## Begin Listed records
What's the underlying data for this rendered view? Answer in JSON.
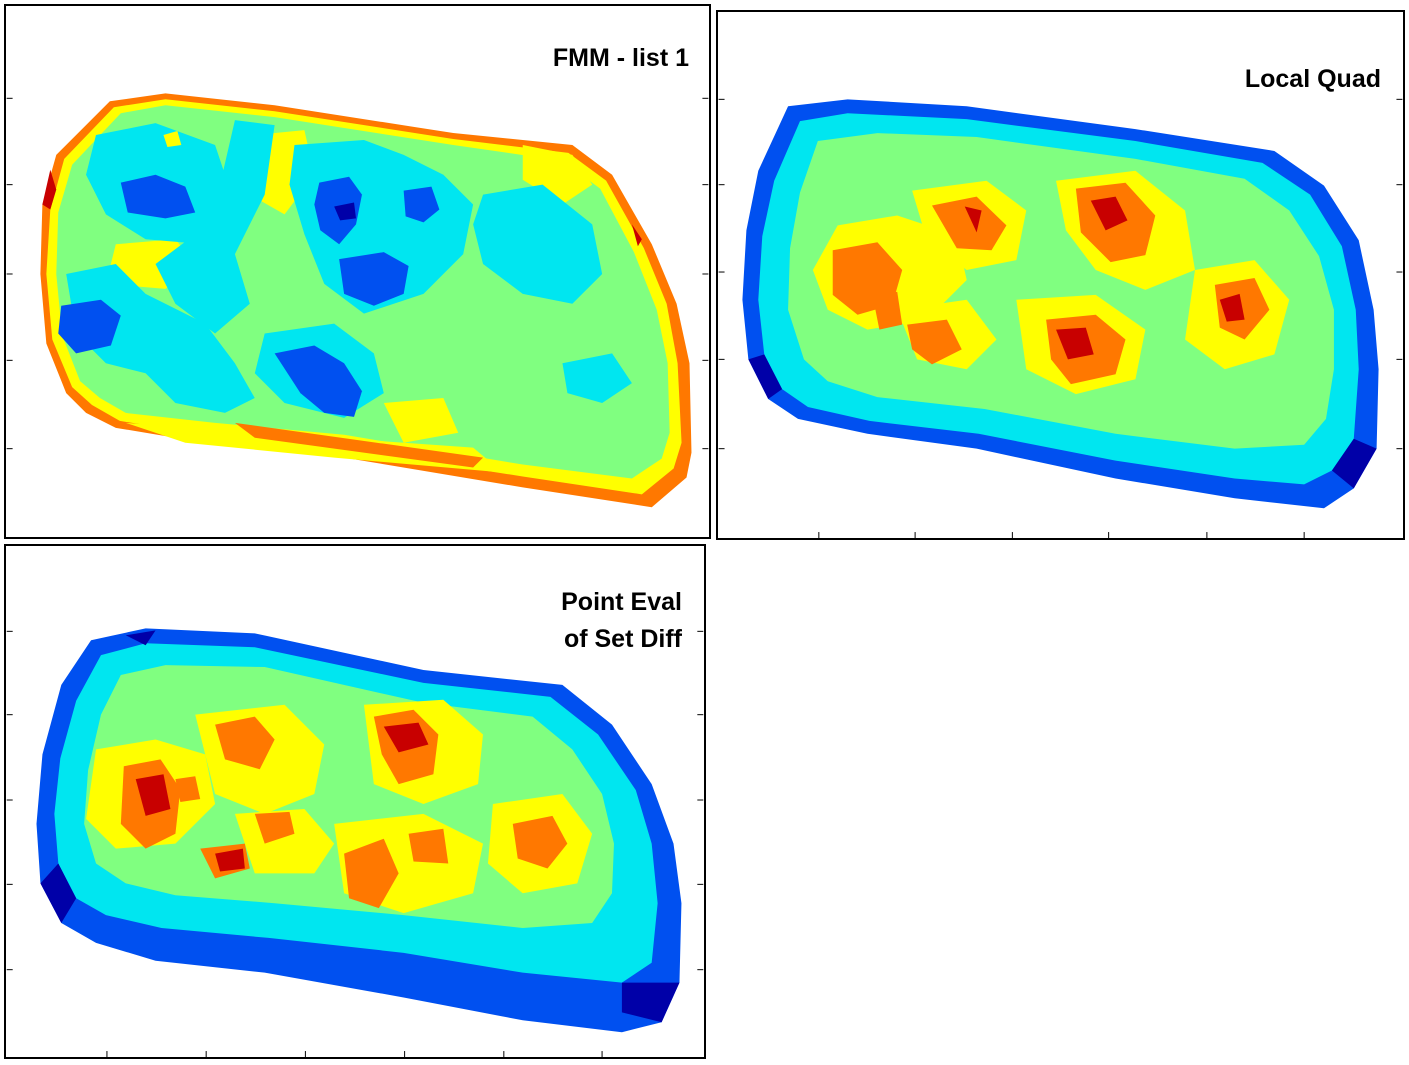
{
  "panels": [
    {
      "title_lines": [
        "FMM - list 1"
      ],
      "colormap": [
        "#0000a8",
        "#0050f0",
        "#00e6f0",
        "#80ff80",
        "#ffff00",
        "#ff7800",
        "#c80000"
      ]
    },
    {
      "title_lines": [
        "Local Quad"
      ],
      "colormap": [
        "#0000a8",
        "#0050f0",
        "#00e6f0",
        "#80ff80",
        "#ffff00",
        "#ff7800",
        "#c80000"
      ]
    },
    {
      "title_lines": [
        "Point Eval",
        "of Set Diff"
      ],
      "colormap": [
        "#0000a8",
        "#0050f0",
        "#00e6f0",
        "#80ff80",
        "#ffff00",
        "#ff7800",
        "#c80000"
      ]
    }
  ]
}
## End Listed records
__The exercise__. Drop the images and quote the entries word for word.

__Solution to this problem__.
What's the underlying data for this rendered view? Answer in JSON.
{
  "panels": [
    {
      "title_lines": [
        "FMM - list 1"
      ],
      "colormap": [
        "#0000a8",
        "#0050f0",
        "#00e6f0",
        "#80ff80",
        "#ffff00",
        "#ff7800",
        "#c80000"
      ]
    },
    {
      "title_lines": [
        "Local Quad"
      ],
      "colormap": [
        "#0000a8",
        "#0050f0",
        "#00e6f0",
        "#80ff80",
        "#ffff00",
        "#ff7800",
        "#c80000"
      ]
    },
    {
      "title_lines": [
        "Point Eval",
        "of Set Diff"
      ],
      "colormap": [
        "#0000a8",
        "#0050f0",
        "#00e6f0",
        "#80ff80",
        "#ffff00",
        "#ff7800",
        "#c80000"
      ]
    }
  ]
}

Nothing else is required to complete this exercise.